## The task
Identify all lines below that hold "meaning" and collect them.

## Data records
+---+

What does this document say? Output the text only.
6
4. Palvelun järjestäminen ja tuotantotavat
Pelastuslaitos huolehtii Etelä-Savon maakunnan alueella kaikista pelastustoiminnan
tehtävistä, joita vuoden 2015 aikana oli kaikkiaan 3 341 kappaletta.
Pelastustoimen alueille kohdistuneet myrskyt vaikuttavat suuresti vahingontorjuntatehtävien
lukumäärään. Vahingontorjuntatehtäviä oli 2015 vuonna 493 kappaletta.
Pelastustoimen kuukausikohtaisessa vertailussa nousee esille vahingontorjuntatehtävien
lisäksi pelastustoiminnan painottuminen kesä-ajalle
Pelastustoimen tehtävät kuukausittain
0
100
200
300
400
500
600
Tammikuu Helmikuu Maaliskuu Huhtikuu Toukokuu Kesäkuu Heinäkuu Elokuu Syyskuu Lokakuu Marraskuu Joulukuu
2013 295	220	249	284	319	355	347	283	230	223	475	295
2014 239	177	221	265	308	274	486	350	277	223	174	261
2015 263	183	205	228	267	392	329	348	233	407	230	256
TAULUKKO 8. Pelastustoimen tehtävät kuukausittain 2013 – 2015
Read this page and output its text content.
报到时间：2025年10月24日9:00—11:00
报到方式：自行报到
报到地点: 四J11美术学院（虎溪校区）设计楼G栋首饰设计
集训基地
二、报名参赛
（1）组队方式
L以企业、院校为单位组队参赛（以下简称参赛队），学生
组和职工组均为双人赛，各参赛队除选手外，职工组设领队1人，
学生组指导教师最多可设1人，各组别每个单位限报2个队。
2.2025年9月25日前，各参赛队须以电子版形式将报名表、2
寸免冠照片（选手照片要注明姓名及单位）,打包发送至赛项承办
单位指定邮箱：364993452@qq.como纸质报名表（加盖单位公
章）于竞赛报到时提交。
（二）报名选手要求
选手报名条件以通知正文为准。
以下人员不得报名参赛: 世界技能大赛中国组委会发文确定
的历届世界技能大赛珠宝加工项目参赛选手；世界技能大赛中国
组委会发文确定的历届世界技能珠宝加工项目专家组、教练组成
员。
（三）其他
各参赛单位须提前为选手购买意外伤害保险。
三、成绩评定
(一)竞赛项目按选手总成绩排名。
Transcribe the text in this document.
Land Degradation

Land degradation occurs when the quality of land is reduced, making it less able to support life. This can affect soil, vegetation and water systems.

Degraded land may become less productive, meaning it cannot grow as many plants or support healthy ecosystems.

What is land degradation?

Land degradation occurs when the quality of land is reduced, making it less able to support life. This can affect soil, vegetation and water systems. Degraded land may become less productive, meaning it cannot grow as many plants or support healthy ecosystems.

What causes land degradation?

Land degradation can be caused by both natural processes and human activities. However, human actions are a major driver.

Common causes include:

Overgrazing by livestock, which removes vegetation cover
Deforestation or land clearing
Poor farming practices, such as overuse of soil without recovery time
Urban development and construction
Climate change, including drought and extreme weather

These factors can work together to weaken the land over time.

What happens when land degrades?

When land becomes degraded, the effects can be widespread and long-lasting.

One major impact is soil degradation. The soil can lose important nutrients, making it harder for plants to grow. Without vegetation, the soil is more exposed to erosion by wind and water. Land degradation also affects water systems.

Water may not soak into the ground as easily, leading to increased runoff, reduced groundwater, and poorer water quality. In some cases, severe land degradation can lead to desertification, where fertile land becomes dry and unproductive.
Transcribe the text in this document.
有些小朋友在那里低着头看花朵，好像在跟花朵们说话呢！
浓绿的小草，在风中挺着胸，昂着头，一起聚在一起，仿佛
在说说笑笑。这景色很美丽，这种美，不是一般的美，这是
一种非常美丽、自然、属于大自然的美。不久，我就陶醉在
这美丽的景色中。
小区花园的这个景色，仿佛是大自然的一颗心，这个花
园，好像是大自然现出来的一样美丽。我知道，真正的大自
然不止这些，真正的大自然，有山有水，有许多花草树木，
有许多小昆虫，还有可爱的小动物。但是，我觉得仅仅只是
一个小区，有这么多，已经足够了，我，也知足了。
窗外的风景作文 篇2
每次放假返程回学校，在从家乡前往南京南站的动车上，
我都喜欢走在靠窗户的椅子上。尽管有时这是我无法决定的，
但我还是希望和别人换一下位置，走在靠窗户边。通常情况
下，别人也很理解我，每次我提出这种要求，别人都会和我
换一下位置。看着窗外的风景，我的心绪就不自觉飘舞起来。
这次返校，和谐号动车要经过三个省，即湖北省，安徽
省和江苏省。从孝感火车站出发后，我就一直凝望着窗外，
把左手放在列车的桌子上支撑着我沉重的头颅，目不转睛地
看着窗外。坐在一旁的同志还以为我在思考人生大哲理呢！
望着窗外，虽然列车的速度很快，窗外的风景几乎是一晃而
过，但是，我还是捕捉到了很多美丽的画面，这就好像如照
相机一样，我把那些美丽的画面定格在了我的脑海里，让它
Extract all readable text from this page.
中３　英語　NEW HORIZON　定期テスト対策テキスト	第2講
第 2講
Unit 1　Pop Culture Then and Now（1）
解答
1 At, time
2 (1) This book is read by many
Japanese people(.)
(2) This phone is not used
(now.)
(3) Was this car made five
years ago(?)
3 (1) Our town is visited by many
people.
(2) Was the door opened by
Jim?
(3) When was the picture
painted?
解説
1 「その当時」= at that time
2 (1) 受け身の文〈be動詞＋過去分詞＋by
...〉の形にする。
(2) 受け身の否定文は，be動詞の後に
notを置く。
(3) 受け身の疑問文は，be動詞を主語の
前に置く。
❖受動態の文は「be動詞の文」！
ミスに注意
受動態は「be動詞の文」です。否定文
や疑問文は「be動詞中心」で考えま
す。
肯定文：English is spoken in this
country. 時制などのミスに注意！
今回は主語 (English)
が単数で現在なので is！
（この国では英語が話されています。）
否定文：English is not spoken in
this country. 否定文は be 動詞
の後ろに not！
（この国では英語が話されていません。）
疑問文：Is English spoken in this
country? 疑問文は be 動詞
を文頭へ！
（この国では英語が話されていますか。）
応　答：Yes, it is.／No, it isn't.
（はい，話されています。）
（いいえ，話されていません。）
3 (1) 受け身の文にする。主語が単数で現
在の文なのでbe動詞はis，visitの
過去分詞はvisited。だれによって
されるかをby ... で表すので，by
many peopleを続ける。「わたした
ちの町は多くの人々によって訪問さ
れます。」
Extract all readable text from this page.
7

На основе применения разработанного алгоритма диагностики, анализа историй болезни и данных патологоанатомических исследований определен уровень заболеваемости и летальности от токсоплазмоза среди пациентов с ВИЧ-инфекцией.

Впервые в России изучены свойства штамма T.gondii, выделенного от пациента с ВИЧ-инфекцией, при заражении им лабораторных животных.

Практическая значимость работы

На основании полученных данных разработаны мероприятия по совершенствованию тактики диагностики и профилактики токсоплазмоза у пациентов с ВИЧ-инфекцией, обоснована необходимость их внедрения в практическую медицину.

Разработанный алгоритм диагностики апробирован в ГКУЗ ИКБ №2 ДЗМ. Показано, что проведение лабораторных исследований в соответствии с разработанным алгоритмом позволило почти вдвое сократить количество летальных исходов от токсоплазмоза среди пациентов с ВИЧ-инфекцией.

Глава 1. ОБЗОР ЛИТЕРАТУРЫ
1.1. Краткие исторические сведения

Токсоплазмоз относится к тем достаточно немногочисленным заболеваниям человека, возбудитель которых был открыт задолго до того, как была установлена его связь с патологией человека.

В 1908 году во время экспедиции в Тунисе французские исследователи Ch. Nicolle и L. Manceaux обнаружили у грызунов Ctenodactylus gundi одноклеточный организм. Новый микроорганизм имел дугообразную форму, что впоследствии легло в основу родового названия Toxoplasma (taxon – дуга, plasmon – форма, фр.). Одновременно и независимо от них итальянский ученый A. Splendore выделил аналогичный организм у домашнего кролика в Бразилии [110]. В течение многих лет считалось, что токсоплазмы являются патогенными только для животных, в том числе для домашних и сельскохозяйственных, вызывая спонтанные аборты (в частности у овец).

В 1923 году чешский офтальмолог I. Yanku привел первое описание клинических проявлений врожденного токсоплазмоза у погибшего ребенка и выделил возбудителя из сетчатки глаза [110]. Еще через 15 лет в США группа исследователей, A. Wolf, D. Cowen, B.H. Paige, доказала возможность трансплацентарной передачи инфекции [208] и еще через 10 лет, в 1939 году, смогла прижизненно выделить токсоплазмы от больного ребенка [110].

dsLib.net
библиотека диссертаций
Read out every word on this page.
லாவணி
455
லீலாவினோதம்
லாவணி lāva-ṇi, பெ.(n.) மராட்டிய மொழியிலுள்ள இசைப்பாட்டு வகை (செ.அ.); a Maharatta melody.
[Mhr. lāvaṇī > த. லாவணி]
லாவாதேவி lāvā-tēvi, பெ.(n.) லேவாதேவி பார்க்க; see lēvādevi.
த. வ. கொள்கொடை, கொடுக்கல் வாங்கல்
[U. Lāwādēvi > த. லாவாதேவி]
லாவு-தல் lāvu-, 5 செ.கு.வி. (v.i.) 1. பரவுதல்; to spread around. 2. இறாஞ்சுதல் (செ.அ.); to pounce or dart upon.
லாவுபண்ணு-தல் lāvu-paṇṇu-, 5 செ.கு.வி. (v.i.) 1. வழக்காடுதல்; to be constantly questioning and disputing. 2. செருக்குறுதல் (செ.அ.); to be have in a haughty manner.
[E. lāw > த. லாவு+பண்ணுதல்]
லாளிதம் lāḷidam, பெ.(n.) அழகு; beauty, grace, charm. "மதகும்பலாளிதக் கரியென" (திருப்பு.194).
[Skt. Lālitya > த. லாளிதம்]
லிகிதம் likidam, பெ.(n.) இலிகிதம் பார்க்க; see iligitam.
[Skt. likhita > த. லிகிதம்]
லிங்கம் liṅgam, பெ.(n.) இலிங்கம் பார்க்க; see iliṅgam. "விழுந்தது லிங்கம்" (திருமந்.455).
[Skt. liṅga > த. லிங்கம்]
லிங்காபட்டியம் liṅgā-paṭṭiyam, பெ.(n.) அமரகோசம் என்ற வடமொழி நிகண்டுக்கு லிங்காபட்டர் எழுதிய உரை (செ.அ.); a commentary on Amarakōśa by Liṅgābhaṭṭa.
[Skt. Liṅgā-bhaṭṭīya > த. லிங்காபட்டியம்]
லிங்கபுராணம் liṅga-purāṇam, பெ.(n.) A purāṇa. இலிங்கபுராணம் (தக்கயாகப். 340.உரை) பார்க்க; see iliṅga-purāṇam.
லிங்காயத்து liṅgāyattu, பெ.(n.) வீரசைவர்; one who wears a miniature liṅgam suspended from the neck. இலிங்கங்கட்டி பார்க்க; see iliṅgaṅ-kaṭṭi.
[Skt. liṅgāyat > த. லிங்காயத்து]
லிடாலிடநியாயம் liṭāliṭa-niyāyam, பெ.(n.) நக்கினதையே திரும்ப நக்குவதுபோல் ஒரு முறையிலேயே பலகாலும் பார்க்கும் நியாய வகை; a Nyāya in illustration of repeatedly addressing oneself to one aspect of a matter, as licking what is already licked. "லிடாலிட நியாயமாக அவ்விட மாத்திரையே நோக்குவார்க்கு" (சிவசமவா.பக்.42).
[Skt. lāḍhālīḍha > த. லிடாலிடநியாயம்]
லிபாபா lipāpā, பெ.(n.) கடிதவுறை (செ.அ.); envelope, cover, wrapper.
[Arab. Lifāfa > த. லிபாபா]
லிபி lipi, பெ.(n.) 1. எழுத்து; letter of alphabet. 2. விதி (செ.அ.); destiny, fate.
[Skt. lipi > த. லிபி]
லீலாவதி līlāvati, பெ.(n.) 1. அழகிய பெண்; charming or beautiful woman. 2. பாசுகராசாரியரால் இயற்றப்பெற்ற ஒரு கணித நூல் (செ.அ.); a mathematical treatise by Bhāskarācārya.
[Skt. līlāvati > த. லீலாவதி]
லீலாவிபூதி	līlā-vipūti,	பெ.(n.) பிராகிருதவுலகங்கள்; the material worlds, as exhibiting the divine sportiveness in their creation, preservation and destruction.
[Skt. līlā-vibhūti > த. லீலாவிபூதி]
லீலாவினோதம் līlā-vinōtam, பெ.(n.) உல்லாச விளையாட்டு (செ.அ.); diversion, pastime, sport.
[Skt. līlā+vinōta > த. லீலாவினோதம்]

+---+

## The solution
Degraded land may become less productive, meaning it cannot grow as many plants or support healthy ecosystems.
Land degradation occurs when the quality of land is reduced, making it less able to support life. This can affect soil, vegetation and water systems. Degraded land may become less productive, meaning it cannot grow as many plants or support healthy ecosystems.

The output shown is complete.